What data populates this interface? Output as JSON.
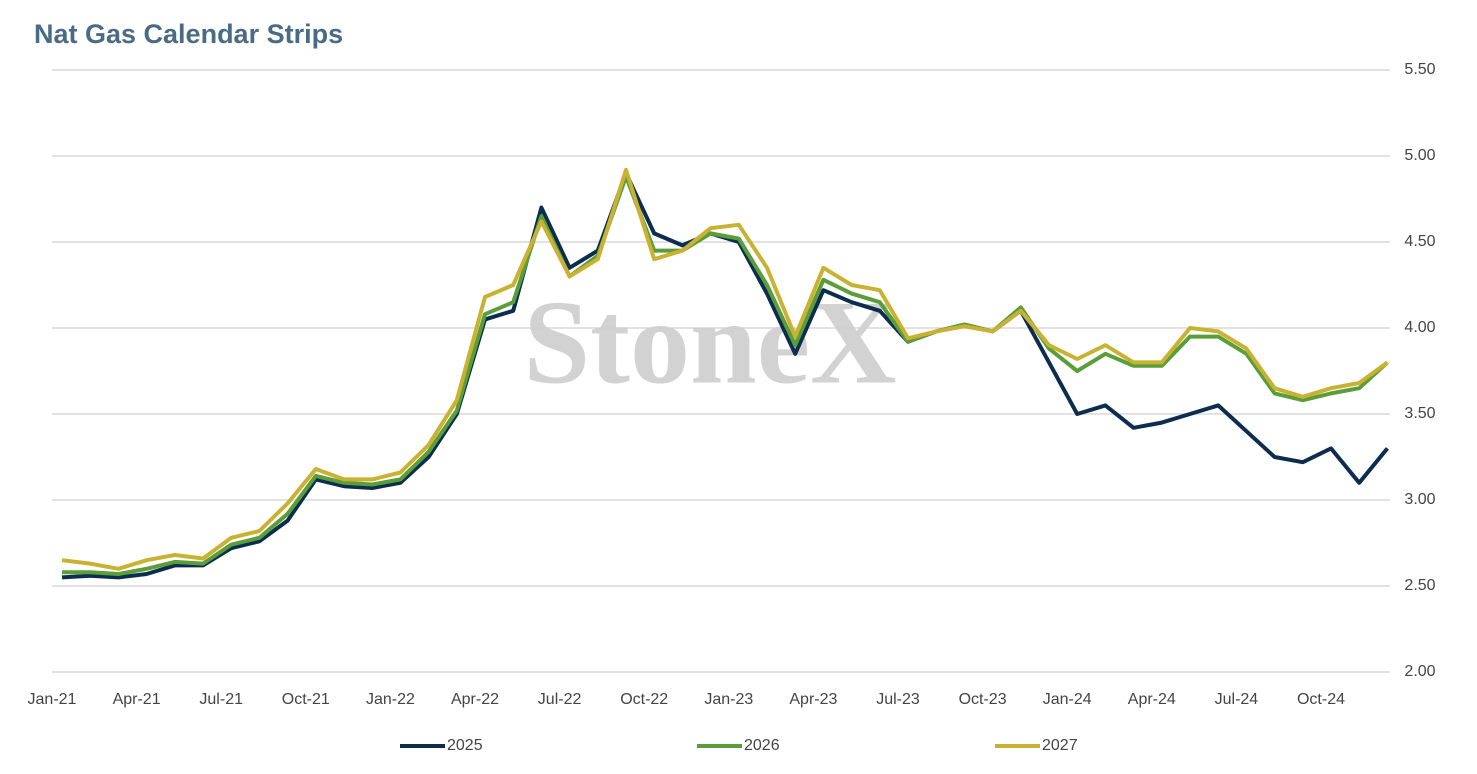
{
  "chart_data": {
    "type": "line",
    "title": "Nat Gas Calendar Strips",
    "watermark": "StoneX",
    "categories": [
      "Jan-21",
      null,
      null,
      "Apr-21",
      null,
      null,
      "Jul-21",
      null,
      null,
      "Oct-21",
      null,
      null,
      "Jan-22",
      null,
      null,
      "Apr-22",
      null,
      null,
      "Jul-22",
      null,
      null,
      "Oct-22",
      null,
      null,
      "Jan-23",
      null,
      null,
      "Apr-23",
      null,
      null,
      "Jul-23",
      null,
      null,
      "Oct-23",
      null,
      null,
      "Jan-24",
      null,
      null,
      "Apr-24",
      null,
      null,
      "Jul-24",
      null,
      null,
      "Oct-24",
      null,
      null
    ],
    "series": [
      {
        "name": "2025",
        "color": "#0d2d4f",
        "values": [
          2.55,
          2.56,
          2.55,
          2.57,
          2.62,
          2.62,
          2.72,
          2.76,
          2.88,
          3.12,
          3.08,
          3.07,
          3.1,
          3.25,
          3.5,
          4.05,
          4.1,
          4.7,
          4.35,
          4.45,
          4.9,
          4.55,
          4.48,
          4.55,
          4.5,
          4.2,
          3.85,
          4.22,
          4.15,
          4.1,
          3.92,
          3.98,
          4.02,
          3.98,
          4.1,
          3.8,
          3.5,
          3.55,
          3.42,
          3.45,
          3.5,
          3.55,
          3.4,
          3.25,
          3.22,
          3.3,
          3.1,
          3.3
        ]
      },
      {
        "name": "2026",
        "color": "#5a9e3a",
        "values": [
          2.58,
          2.58,
          2.57,
          2.6,
          2.64,
          2.63,
          2.74,
          2.78,
          2.92,
          3.14,
          3.1,
          3.09,
          3.12,
          3.28,
          3.52,
          4.08,
          4.15,
          4.65,
          4.3,
          4.42,
          4.88,
          4.45,
          4.45,
          4.55,
          4.52,
          4.25,
          3.9,
          4.28,
          4.2,
          4.15,
          3.92,
          3.98,
          4.02,
          3.98,
          4.12,
          3.88,
          3.75,
          3.85,
          3.78,
          3.78,
          3.95,
          3.95,
          3.85,
          3.62,
          3.58,
          3.62,
          3.65,
          3.8
        ]
      },
      {
        "name": "2027",
        "color": "#c9b232",
        "values": [
          2.65,
          2.63,
          2.6,
          2.65,
          2.68,
          2.66,
          2.78,
          2.82,
          2.98,
          3.18,
          3.12,
          3.12,
          3.16,
          3.32,
          3.58,
          4.18,
          4.25,
          4.62,
          4.3,
          4.4,
          4.92,
          4.4,
          4.45,
          4.58,
          4.6,
          4.35,
          3.95,
          4.35,
          4.25,
          4.22,
          3.94,
          3.98,
          4.01,
          3.98,
          4.1,
          3.9,
          3.82,
          3.9,
          3.8,
          3.8,
          4.0,
          3.98,
          3.88,
          3.65,
          3.6,
          3.65,
          3.68,
          3.8
        ]
      }
    ],
    "ylim": [
      2.0,
      5.5
    ],
    "yticks": [
      {
        "value": 2,
        "label": "2.00"
      },
      {
        "value": 2.5,
        "label": "2.50"
      },
      {
        "value": 3,
        "label": "3.00"
      },
      {
        "value": 3.5,
        "label": "3.50"
      },
      {
        "value": 4,
        "label": "4.00"
      },
      {
        "value": 4.5,
        "label": "4.50"
      },
      {
        "value": 5,
        "label": "5.00"
      },
      {
        "value": 5.5,
        "label": "5.50"
      }
    ],
    "grid": true,
    "legend": "bottom"
  }
}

| What is needed |
Going through the entries above, tally each line that has the word "label". Answer with the number only.

| Written answer |
8